Given request → Track down the lines that contain "European" and copy them.

Data listing →
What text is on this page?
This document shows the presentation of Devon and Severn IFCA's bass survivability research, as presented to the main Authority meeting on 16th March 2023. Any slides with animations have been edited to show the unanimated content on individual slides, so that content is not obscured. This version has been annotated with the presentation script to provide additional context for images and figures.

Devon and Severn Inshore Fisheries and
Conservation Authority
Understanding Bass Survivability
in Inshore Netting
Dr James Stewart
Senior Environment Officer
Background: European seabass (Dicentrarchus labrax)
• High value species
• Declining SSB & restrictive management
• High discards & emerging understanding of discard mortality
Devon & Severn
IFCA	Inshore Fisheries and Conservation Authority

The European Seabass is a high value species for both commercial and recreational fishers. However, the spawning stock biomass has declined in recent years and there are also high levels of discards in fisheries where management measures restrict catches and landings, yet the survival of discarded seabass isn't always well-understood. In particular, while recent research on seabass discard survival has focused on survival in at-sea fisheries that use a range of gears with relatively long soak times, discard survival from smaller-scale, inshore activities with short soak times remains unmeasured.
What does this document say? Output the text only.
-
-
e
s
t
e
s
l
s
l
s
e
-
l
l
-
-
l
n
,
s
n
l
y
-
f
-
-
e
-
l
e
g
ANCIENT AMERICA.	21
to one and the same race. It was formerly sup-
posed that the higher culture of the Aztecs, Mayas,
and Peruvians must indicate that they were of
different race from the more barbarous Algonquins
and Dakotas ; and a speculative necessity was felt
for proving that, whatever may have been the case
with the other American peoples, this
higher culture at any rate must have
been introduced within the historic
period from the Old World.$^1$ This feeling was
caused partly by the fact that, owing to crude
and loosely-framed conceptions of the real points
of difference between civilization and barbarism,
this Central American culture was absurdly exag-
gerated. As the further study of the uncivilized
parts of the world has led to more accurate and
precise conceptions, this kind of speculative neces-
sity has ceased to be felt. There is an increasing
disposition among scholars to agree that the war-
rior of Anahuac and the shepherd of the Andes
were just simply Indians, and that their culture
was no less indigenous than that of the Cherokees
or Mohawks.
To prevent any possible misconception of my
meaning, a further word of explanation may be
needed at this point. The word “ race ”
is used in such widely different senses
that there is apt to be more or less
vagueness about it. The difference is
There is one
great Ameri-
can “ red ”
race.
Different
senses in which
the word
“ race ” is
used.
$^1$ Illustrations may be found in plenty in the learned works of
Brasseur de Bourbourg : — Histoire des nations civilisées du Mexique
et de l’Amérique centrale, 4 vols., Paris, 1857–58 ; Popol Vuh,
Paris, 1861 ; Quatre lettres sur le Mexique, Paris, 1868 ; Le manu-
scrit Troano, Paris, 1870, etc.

Output of the exercise →
Background: European seabass (Dicentrarchus labrax)
The European Seabass is a high value species for both commercial and recreational fishers. However, the spawning stock biomass has declined in recent years and there are also high levels of discards in fisheries where management measures restrict catches and landings, yet the survival of discarded seabass isn't always well-understood. In particular, while recent research on seabass discard survival has focused on survival in at-sea fisheries that use a range of gears with relatively long soak times, discard survival from smaller-scale, inshore activities with short soak times remains unmeasured.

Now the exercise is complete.